● **REQUEST**: Retype, word for word, every line starting at the line with "Output the text content of this document." and ending with the final line of the entries; skip the pictures.

● **DATASET**:
<<<<
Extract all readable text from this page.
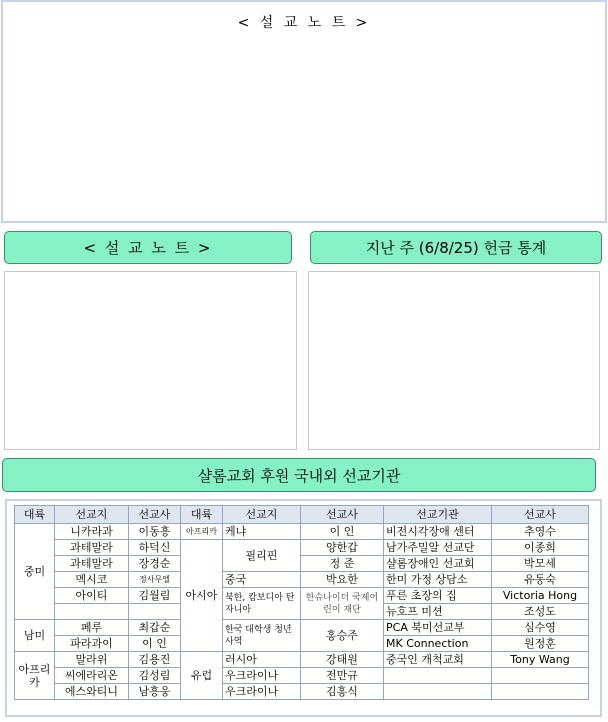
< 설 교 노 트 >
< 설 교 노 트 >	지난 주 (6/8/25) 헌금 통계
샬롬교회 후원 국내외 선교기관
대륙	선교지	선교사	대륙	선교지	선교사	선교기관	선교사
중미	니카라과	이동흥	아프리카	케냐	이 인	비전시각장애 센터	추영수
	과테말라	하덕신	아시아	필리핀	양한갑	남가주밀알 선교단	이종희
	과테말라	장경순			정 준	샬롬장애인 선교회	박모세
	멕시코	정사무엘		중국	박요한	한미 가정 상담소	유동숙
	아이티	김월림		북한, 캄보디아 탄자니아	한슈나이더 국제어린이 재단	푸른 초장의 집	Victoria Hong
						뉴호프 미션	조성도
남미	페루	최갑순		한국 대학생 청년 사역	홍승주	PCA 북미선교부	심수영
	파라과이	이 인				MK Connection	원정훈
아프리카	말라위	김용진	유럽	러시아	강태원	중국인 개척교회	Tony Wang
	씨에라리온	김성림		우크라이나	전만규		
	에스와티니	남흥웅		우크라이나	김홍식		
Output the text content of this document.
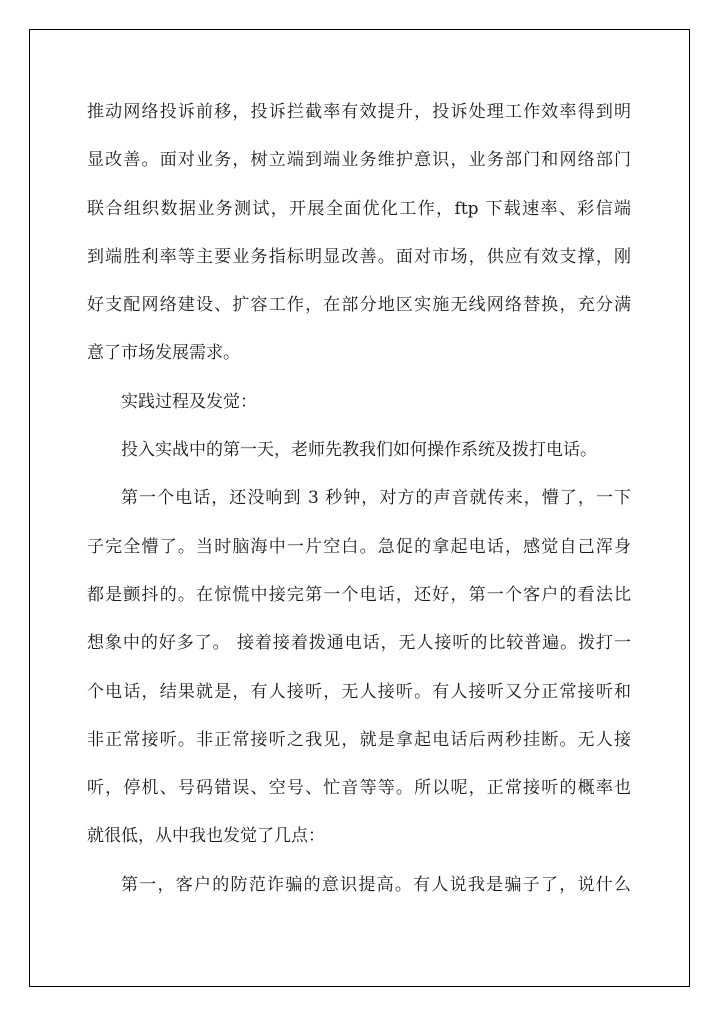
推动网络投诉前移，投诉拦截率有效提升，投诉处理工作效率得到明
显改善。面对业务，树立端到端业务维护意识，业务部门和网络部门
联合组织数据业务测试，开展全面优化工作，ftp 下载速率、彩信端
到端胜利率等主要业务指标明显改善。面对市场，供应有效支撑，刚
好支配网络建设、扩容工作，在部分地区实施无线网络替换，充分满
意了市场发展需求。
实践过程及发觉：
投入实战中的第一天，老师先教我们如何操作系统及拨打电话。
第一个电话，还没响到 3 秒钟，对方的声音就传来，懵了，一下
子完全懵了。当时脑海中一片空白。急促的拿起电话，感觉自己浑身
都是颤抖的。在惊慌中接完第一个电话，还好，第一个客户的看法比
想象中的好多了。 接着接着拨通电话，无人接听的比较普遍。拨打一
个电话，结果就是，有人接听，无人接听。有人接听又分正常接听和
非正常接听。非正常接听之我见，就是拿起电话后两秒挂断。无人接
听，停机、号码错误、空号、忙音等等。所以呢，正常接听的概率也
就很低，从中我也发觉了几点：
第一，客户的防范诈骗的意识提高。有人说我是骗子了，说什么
>>>>
● **FINAL ANSWER**:
Output the text content of this document.
推动网络投诉前移，投诉拦截率有效提升，投诉处理工作效率得到明
显改善。面对业务，树立端到端业务维护意识，业务部门和网络部门
联合组织数据业务测试，开展全面优化工作，ftp 下载速率、彩信端
到端胜利率等主要业务指标明显改善。面对市场，供应有效支撑，刚
好支配网络建设、扩容工作，在部分地区实施无线网络替换，充分满
意了市场发展需求。
实践过程及发觉：
投入实战中的第一天，老师先教我们如何操作系统及拨打电话。
第一个电话，还没响到 3 秒钟，对方的声音就传来，懵了，一下
子完全懵了。当时脑海中一片空白。急促的拿起电话，感觉自己浑身
都是颤抖的。在惊慌中接完第一个电话，还好，第一个客户的看法比
想象中的好多了。 接着接着拨通电话，无人接听的比较普遍。拨打一
个电话，结果就是，有人接听，无人接听。有人接听又分正常接听和
非正常接听。非正常接听之我见，就是拿起电话后两秒挂断。无人接
听，停机、号码错误、空号、忙音等等。所以呢，正常接听的概率也
就很低，从中我也发觉了几点：
第一，客户的防范诈骗的意识提高。有人说我是骗子了，说什么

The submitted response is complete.